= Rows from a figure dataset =
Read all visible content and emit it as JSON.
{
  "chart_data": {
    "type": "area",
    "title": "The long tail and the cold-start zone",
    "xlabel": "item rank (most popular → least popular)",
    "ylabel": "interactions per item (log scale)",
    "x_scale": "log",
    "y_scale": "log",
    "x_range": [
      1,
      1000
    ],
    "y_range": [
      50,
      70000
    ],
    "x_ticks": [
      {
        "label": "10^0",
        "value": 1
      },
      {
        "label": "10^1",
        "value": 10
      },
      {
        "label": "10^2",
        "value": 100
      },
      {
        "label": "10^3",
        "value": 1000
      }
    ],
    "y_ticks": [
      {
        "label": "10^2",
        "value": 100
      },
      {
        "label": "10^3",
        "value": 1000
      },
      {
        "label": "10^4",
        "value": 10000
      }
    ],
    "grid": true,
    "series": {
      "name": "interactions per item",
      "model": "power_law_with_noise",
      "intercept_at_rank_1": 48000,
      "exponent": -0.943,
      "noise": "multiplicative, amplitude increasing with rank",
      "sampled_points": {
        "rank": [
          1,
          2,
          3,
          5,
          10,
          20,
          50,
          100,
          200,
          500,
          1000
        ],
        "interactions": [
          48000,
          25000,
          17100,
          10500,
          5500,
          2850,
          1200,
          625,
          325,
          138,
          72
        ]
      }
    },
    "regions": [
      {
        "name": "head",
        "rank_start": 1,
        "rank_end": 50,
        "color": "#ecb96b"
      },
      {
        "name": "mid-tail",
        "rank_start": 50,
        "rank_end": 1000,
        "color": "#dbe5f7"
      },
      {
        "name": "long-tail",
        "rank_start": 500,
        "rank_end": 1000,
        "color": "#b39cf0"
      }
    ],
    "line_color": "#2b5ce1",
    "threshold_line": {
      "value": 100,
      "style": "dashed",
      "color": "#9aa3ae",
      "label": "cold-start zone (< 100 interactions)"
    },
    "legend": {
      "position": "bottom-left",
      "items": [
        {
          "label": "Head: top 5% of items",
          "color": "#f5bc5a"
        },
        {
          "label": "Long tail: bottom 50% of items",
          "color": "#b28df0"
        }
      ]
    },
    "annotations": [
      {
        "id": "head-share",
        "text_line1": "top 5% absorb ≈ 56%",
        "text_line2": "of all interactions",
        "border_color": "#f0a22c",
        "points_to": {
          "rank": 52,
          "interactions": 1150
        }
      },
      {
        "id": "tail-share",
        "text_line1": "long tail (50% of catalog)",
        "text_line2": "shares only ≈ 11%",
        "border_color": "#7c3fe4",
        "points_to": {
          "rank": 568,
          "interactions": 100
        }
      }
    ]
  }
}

= What you will do =
Say how many lines include the word "name"; reply with the number alone.

= Answer to this task =
4